What the exercise asks » Your task is to retype each line of the data below exactly.

Data provided »
***
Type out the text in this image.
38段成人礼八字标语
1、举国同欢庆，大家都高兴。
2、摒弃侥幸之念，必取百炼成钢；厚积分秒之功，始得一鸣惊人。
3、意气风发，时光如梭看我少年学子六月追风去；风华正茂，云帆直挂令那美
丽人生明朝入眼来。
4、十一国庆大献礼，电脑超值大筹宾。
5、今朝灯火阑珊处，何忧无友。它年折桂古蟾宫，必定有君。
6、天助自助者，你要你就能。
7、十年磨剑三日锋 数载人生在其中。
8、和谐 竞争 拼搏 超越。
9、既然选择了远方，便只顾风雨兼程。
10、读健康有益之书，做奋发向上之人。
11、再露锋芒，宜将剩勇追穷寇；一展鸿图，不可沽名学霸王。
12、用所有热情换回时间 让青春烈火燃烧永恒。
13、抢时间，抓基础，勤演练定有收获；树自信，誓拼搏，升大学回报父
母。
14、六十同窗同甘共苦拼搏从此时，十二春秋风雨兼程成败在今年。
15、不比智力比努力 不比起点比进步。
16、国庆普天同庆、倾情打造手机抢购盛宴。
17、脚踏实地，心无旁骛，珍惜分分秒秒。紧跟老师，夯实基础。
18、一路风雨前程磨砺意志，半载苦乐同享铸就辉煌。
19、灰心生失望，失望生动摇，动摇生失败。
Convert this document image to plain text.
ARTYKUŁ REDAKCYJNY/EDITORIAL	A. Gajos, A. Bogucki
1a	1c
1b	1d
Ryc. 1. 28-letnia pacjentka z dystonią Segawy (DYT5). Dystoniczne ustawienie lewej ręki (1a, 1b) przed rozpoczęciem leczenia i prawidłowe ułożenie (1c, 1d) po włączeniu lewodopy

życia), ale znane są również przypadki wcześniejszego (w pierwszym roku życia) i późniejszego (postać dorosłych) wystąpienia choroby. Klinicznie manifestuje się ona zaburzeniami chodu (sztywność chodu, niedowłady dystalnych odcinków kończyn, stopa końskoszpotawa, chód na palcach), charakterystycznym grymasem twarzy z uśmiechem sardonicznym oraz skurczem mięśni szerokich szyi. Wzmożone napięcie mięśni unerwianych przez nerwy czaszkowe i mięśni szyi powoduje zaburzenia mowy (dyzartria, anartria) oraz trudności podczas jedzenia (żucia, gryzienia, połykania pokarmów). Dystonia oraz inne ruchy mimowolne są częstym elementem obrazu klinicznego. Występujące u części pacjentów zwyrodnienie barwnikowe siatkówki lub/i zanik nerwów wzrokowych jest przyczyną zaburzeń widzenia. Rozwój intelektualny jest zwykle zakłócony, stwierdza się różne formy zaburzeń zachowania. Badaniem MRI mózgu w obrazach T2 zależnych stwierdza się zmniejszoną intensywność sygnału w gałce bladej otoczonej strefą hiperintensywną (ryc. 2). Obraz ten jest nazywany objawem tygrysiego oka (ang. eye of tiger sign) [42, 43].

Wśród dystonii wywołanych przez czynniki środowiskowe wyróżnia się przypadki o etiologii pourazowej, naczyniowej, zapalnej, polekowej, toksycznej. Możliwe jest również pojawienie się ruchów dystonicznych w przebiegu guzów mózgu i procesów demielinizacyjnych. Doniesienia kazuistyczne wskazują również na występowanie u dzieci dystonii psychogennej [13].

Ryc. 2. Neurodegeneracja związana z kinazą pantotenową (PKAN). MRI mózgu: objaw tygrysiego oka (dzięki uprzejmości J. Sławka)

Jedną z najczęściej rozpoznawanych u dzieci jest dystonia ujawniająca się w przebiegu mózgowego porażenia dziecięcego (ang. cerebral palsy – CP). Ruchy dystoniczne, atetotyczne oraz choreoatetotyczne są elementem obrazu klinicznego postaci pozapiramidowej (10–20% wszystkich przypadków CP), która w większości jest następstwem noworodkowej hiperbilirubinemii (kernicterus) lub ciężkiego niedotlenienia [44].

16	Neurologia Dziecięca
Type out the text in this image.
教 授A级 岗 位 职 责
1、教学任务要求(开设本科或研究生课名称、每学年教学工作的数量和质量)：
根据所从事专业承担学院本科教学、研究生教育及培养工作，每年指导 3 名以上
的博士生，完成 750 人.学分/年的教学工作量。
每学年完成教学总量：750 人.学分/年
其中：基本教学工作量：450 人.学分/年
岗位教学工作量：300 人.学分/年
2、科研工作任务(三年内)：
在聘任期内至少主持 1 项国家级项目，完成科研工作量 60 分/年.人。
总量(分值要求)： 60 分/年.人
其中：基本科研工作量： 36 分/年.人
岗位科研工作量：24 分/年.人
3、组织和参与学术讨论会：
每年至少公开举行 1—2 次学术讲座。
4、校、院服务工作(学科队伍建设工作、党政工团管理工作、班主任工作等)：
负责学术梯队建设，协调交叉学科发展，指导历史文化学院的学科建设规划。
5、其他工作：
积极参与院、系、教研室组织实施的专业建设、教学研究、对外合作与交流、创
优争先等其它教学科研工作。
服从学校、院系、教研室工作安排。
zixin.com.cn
***
Output for this exercise »
Type out the text in this image.
38段成人礼八字标语
1、举国同欢庆，大家都高兴。
2、摒弃侥幸之念，必取百炼成钢；厚积分秒之功，始得一鸣惊人。
3、意气风发，时光如梭看我少年学子六月追风去；风华正茂，云帆直挂令那美
丽人生明朝入眼来。
4、十一国庆大献礼，电脑超值大筹宾。
5、今朝灯火阑珊处，何忧无友。它年折桂古蟾宫，必定有君。
6、天助自助者，你要你就能。
7、十年磨剑三日锋 数载人生在其中。
8、和谐 竞争 拼搏 超越。
9、既然选择了远方，便只顾风雨兼程。
10、读健康有益之书，做奋发向上之人。
11、再露锋芒，宜将剩勇追穷寇；一展鸿图，不可沽名学霸王。
12、用所有热情换回时间 让青春烈火燃烧永恒。
13、抢时间，抓基础，勤演练定有收获；树自信，誓拼搏，升大学回报父
母。
14、六十同窗同甘共苦拼搏从此时，十二春秋风雨兼程成败在今年。
15、不比智力比努力 不比起点比进步。
16、国庆普天同庆、倾情打造手机抢购盛宴。
17、脚踏实地，心无旁骛，珍惜分分秒秒。紧跟老师，夯实基础。
18、一路风雨前程磨砺意志，半载苦乐同享铸就辉煌。
19、灰心生失望，失望生动摇，动摇生失败。
Convert this document image to plain text.
ARTYKUŁ REDAKCYJNY/EDITORIAL	A. Gajos, A. Bogucki
1a	1c
1b	1d
Ryc. 1. 28-letnia pacjentka z dystonią Segawy (DYT5). Dystoniczne ustawienie lewej ręki (1a, 1b) przed rozpoczęciem leczenia i prawidłowe ułożenie (1c, 1d) po włączeniu lewodopy

życia), ale znane są również przypadki wcześniejszego (w pierwszym roku życia) i późniejszego (postać dorosłych) wystąpienia choroby. Klinicznie manifestuje się ona zaburzeniami chodu (sztywność chodu, niedowłady dystalnych odcinków kończyn, stopa końskoszpotawa, chód na palcach), charakterystycznym grymasem twarzy z uśmiechem sardonicznym oraz skurczem mięśni szerokich szyi. Wzmożone napięcie mięśni unerwianych przez nerwy czaszkowe i mięśni szyi powoduje zaburzenia mowy (dyzartria, anartria) oraz trudności podczas jedzenia (żucia, gryzienia, połykania pokarmów). Dystonia oraz inne ruchy mimowolne są częstym elementem obrazu klinicznego. Występujące u części pacjentów zwyrodnienie barwnikowe siatkówki lub/i zanik nerwów wzrokowych jest przyczyną zaburzeń widzenia. Rozwój intelektualny jest zwykle zakłócony, stwierdza się różne formy zaburzeń zachowania. Badaniem MRI mózgu w obrazach T2 zależnych stwierdza się zmniejszoną intensywność sygnału w gałce bladej otoczonej strefą hiperintensywną (ryc. 2). Obraz ten jest nazywany objawem tygrysiego oka (ang. eye of tiger sign) [42, 43].

Wśród dystonii wywołanych przez czynniki środowiskowe wyróżnia się przypadki o etiologii pourazowej, naczyniowej, zapalnej, polekowej, toksycznej. Możliwe jest również pojawienie się ruchów dystonicznych w przebiegu guzów mózgu i procesów demielinizacyjnych. Doniesienia kazuistyczne wskazują również na występowanie u dzieci dystonii psychogennej [13].

Ryc. 2. Neurodegeneracja związana z kinazą pantotenową (PKAN). MRI mózgu: objaw tygrysiego oka (dzięki uprzejmości J. Sławka)

Jedną z najczęściej rozpoznawanych u dzieci jest dystonia ujawniająca się w przebiegu mózgowego porażenia dziecięcego (ang. cerebral palsy – CP). Ruchy dystoniczne, atetotyczne oraz choreoatetotyczne są elementem obrazu klinicznego postaci pozapiramidowej (10–20% wszystkich przypadków CP), która w większości jest następstwem noworodkowej hiperbilirubinemii (kernicterus) lub ciężkiego niedotlenienia [44].

16	Neurologia Dziecięca
Type out the text in this image.
教 授A级 岗 位 职 责
1、教学任务要求(开设本科或研究生课名称、每学年教学工作的数量和质量)：
根据所从事专业承担学院本科教学、研究生教育及培养工作，每年指导 3 名以上
的博士生，完成 750 人.学分/年的教学工作量。
每学年完成教学总量：750 人.学分/年
其中：基本教学工作量：450 人.学分/年
岗位教学工作量：300 人.学分/年
2、科研工作任务(三年内)：
在聘任期内至少主持 1 项国家级项目，完成科研工作量 60 分/年.人。
总量(分值要求)： 60 分/年.人
其中：基本科研工作量： 36 分/年.人
岗位科研工作量：24 分/年.人
3、组织和参与学术讨论会：
每年至少公开举行 1—2 次学术讲座。
4、校、院服务工作(学科队伍建设工作、党政工团管理工作、班主任工作等)：
负责学术梯队建设，协调交叉学科发展，指导历史文化学院的学科建设规划。
5、其他工作：
积极参与院、系、教研室组织实施的专业建设、教学研究、对外合作与交流、创
优争先等其它教学科研工作。
服从学校、院系、教研室工作安排。
zixin.com.cn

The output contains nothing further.